What you are asked to do
Reproduce, word for word, every line starting at the line that contains "Extract all readable text from this page." and ending with the final line of the entries.

↓

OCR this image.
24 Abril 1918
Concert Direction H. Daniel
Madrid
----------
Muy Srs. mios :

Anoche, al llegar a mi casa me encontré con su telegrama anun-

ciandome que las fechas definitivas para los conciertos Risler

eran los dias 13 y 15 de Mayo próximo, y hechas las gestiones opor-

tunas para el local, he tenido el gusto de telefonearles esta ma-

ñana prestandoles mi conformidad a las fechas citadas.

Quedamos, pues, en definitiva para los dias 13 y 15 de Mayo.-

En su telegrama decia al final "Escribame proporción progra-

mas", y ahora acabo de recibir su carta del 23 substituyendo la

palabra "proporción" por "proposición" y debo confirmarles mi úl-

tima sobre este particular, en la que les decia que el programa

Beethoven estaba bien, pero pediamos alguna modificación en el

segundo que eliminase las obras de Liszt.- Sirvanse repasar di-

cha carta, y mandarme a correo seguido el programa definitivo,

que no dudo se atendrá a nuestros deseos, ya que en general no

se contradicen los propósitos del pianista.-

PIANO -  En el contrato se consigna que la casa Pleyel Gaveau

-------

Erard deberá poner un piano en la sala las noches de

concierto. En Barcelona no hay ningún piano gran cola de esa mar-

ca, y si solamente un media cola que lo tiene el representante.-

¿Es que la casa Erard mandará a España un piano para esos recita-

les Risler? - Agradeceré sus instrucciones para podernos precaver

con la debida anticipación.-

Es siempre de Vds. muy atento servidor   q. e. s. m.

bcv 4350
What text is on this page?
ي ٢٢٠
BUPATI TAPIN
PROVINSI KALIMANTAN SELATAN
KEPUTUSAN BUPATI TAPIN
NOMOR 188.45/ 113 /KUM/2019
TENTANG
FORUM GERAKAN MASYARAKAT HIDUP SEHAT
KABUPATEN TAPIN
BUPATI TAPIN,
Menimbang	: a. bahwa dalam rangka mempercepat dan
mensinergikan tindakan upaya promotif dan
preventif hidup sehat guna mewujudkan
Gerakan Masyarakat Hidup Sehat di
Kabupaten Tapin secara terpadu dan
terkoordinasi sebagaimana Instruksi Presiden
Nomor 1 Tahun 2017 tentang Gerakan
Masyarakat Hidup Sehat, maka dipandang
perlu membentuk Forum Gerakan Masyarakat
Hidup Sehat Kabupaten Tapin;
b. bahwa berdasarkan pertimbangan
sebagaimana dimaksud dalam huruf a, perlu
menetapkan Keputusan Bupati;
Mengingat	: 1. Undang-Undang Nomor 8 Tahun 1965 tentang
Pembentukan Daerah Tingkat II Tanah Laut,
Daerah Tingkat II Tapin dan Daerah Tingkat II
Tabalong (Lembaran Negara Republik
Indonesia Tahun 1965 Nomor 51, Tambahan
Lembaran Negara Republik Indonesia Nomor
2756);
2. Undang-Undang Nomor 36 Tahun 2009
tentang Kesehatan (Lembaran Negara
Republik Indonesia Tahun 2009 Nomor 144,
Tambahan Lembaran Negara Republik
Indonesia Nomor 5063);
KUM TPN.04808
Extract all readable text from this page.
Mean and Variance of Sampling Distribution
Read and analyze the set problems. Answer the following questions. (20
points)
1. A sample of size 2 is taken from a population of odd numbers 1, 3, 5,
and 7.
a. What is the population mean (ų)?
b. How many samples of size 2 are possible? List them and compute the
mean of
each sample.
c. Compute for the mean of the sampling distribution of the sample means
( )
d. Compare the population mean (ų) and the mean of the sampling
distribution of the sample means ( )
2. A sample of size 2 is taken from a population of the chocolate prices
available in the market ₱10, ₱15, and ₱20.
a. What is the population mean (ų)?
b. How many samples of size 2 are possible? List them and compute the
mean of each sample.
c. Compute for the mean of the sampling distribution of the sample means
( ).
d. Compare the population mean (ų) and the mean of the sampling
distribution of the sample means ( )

↑

Solved exercise
Extract all readable text from this page.
Mean and Variance of Sampling Distribution
Read and analyze the set problems. Answer the following questions. (20
points)
1. A sample of size 2 is taken from a population of odd numbers 1, 3, 5,
and 7.
a. What is the population mean (ų)?
b. How many samples of size 2 are possible? List them and compute the
mean of
each sample.
c. Compute for the mean of the sampling distribution of the sample means
( )
d. Compare the population mean (ų) and the mean of the sampling
distribution of the sample means ( )
2. A sample of size 2 is taken from a population of the chocolate prices
available in the market ₱10, ₱15, and ₱20.
a. What is the population mean (ų)?
b. How many samples of size 2 are possible? List them and compute the
mean of each sample.
c. Compute for the mean of the sampling distribution of the sample means
( ).
d. Compare the population mean (ų) and the mean of the sampling
distribution of the sample means ( )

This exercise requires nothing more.